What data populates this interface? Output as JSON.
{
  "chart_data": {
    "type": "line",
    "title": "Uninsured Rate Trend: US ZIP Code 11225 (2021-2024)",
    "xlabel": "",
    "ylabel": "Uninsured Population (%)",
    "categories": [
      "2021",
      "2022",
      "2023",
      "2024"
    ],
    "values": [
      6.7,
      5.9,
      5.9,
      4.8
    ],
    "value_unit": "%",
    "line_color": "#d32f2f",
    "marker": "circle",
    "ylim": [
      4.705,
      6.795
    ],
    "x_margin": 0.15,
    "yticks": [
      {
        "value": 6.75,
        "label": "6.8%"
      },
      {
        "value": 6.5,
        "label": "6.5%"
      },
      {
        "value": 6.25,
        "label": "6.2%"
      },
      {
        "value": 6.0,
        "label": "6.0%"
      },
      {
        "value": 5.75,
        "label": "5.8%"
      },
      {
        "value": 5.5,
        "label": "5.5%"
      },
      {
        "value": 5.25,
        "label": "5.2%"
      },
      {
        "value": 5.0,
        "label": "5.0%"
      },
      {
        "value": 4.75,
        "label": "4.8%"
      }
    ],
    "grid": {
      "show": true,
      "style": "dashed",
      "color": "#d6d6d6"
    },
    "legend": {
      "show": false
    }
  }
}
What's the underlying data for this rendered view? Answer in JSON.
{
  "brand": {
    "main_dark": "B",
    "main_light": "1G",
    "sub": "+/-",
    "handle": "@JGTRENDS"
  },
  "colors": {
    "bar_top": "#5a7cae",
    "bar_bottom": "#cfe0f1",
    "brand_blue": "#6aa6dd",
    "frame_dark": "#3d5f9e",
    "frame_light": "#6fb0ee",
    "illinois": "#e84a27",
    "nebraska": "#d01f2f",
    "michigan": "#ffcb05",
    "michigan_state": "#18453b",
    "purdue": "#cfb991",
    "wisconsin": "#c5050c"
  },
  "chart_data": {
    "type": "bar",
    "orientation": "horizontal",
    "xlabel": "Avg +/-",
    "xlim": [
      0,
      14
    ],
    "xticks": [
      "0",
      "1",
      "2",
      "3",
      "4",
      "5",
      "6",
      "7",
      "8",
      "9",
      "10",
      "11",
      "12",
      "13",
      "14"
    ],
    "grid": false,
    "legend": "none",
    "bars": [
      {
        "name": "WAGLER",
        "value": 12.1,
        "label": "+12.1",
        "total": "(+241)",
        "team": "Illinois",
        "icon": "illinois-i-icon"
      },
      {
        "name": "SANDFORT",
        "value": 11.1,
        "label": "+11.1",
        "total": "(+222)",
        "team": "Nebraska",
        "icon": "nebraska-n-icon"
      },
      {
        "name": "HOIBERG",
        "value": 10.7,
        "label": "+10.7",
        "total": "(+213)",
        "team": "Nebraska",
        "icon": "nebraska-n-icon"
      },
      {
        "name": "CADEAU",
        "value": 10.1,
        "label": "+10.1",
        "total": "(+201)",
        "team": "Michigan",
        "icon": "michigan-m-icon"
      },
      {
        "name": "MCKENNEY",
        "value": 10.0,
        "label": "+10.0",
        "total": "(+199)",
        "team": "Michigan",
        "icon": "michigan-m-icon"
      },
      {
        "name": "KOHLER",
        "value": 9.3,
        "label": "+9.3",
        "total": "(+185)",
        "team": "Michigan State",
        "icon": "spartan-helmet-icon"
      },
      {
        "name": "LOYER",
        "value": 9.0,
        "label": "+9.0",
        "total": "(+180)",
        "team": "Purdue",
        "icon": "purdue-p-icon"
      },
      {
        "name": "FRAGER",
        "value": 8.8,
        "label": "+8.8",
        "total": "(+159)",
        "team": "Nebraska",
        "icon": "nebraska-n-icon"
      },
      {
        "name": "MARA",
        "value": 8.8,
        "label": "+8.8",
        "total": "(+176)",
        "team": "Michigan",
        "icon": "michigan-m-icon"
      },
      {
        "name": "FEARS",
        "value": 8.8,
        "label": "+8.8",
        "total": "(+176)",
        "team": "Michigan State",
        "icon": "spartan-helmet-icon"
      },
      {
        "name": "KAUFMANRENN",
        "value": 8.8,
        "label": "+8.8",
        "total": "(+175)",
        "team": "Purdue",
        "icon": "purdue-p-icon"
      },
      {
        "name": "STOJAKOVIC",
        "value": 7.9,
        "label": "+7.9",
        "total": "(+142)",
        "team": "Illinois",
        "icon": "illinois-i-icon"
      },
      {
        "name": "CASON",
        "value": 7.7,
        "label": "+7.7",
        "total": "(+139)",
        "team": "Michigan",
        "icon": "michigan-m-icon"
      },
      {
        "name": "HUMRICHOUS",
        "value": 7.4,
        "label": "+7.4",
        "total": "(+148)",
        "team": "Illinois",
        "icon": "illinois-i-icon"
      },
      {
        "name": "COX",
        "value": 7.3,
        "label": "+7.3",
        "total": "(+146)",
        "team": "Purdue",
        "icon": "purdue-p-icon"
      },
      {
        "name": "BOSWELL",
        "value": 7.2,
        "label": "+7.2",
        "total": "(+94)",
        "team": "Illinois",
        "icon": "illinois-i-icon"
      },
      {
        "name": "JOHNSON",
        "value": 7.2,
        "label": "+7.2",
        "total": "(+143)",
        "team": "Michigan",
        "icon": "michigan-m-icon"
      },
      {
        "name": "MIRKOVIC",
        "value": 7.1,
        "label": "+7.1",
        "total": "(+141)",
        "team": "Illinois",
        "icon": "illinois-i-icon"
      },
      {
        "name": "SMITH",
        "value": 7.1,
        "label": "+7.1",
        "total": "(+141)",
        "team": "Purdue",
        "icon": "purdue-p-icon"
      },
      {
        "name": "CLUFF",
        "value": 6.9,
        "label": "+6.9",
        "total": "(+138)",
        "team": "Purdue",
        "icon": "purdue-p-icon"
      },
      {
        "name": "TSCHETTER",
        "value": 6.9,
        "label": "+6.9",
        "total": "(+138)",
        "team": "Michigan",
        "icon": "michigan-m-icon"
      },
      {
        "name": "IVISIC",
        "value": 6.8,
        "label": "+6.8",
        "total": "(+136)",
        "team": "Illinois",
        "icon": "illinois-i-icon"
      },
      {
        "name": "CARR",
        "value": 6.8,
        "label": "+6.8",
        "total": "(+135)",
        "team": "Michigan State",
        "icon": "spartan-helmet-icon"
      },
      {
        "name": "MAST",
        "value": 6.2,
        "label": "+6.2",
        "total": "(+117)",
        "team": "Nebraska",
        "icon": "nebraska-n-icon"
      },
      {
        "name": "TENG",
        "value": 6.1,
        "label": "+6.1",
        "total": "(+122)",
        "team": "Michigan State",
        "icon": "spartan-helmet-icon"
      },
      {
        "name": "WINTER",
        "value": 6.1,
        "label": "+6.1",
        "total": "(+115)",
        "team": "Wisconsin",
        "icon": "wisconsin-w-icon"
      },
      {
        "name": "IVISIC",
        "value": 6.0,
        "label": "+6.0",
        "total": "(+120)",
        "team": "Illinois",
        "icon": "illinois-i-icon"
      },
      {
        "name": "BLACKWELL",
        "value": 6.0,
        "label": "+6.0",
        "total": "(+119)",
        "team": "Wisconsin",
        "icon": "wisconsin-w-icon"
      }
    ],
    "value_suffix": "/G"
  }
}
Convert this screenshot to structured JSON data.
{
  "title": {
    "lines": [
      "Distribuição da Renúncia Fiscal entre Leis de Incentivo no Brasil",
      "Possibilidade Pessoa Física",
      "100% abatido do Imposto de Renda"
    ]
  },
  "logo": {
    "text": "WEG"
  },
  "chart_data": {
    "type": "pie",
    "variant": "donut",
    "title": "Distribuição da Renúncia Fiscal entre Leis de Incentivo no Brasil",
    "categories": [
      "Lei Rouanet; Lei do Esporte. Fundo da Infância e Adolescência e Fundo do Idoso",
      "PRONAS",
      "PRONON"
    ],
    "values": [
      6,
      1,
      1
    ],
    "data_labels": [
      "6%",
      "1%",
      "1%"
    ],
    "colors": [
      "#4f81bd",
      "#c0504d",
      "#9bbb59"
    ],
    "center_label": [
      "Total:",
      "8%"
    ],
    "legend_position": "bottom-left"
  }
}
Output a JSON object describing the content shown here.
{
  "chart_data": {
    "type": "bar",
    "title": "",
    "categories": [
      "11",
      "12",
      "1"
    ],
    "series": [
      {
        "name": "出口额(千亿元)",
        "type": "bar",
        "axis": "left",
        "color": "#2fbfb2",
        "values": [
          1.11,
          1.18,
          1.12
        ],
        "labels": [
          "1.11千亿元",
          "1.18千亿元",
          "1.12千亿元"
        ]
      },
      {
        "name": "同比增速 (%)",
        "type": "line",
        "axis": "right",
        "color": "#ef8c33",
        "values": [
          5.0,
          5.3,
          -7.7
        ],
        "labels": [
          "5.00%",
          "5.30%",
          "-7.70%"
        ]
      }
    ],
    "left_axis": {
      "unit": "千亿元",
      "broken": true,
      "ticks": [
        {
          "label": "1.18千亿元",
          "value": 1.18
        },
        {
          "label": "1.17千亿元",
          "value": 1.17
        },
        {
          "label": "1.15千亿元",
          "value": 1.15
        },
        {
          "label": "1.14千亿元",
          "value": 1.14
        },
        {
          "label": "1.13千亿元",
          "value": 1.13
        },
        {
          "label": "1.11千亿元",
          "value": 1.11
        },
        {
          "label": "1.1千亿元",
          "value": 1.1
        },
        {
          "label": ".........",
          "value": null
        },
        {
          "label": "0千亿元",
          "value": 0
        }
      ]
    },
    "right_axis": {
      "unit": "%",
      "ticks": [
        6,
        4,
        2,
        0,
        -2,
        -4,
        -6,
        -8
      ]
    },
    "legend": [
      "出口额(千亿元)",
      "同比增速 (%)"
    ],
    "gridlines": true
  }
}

------------------------------------

__STATED GOAL__: Repeat only the stretch of lines that opens with the line containing "Output a JSON" and closes with the final line of the entries, both included, exactly as written.

__RESULT BELOW__:
Output a JSON object describing the content shown here.
{
  "chart_data": {
    "type": "bar",
    "title": "",
    "categories": [
      "11",
      "12",
      "1"
    ],
    "series": [
      {
        "name": "出口额(千亿元)",
        "type": "bar",
        "axis": "left",
        "color": "#2fbfb2",
        "values": [
          1.11,
          1.18,
          1.12
        ],
        "labels": [
          "1.11千亿元",
          "1.18千亿元",
          "1.12千亿元"
        ]
      },
      {
        "name": "同比增速 (%)",
        "type": "line",
        "axis": "right",
        "color": "#ef8c33",
        "values": [
          5.0,
          5.3,
          -7.7
        ],
        "labels": [
          "5.00%",
          "5.30%",
          "-7.70%"
        ]
      }
    ],
    "left_axis": {
      "unit": "千亿元",
      "broken": true,
      "ticks": [
        {
          "label": "1.18千亿元",
          "value": 1.18
        },
        {
          "label": "1.17千亿元",
          "value": 1.17
        },
        {
          "label": "1.15千亿元",
          "value": 1.15
        },
        {
          "label": "1.14千亿元",
          "value": 1.14
        },
        {
          "label": "1.13千亿元",
          "value": 1.13
        },
        {
          "label": "1.11千亿元",
          "value": 1.11
        },
        {
          "label": "1.1千亿元",
          "value": 1.1
        },
        {
          "label": ".........",
          "value": null
        },
        {
          "label": "0千亿元",
          "value": 0
        }
      ]
    },
    "right_axis": {
      "unit": "%",
      "ticks": [
        6,
        4,
        2,
        0,
        -2,
        -4,
        -6,
        -8
      ]
    },
    "legend": [
      "出口额(千亿元)",
      "同比增速 (%)"
    ],
    "gridlines": true
  }
}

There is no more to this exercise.